EXERCISE DATA.

• • •

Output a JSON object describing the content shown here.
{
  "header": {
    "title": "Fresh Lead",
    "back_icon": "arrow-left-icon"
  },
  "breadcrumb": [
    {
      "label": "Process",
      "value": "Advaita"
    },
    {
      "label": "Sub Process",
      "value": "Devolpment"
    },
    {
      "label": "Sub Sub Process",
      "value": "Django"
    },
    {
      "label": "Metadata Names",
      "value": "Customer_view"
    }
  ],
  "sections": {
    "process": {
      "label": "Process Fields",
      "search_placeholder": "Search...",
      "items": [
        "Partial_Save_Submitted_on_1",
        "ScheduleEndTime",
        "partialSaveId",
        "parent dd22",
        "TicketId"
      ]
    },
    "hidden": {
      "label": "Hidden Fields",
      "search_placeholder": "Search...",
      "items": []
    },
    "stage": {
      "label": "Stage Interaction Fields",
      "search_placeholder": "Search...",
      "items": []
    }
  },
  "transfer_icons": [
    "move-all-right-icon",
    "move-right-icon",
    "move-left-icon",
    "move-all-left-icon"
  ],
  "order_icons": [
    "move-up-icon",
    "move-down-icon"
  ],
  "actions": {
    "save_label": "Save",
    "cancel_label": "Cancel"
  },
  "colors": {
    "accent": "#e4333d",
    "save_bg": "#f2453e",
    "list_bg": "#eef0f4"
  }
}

• • •

TASK REQUIREMENTS.
Copy out the whole listing exactly; please set it all down.

SOLVED PROBLEM.
Output a JSON object describing the content shown here.
{
  "header": {
    "title": "Fresh Lead",
    "back_icon": "arrow-left-icon"
  },
  "breadcrumb": [
    {
      "label": "Process",
      "value": "Advaita"
    },
    {
      "label": "Sub Process",
      "value": "Devolpment"
    },
    {
      "label": "Sub Sub Process",
      "value": "Django"
    },
    {
      "label": "Metadata Names",
      "value": "Customer_view"
    }
  ],
  "sections": {
    "process": {
      "label": "Process Fields",
      "search_placeholder": "Search...",
      "items": [
        "Partial_Save_Submitted_on_1",
        "ScheduleEndTime",
        "partialSaveId",
        "parent dd22",
        "TicketId"
      ]
    },
    "hidden": {
      "label": "Hidden Fields",
      "search_placeholder": "Search...",
      "items": []
    },
    "stage": {
      "label": "Stage Interaction Fields",
      "search_placeholder": "Search...",
      "items": []
    }
  },
  "transfer_icons": [
    "move-all-right-icon",
    "move-right-icon",
    "move-left-icon",
    "move-all-left-icon"
  ],
  "order_icons": [
    "move-up-icon",
    "move-down-icon"
  ],
  "actions": {
    "save_label": "Save",
    "cancel_label": "Cancel"
  },
  "colors": {
    "accent": "#e4333d",
    "save_bg": "#f2453e",
    "list_bg": "#eef0f4"
  }
}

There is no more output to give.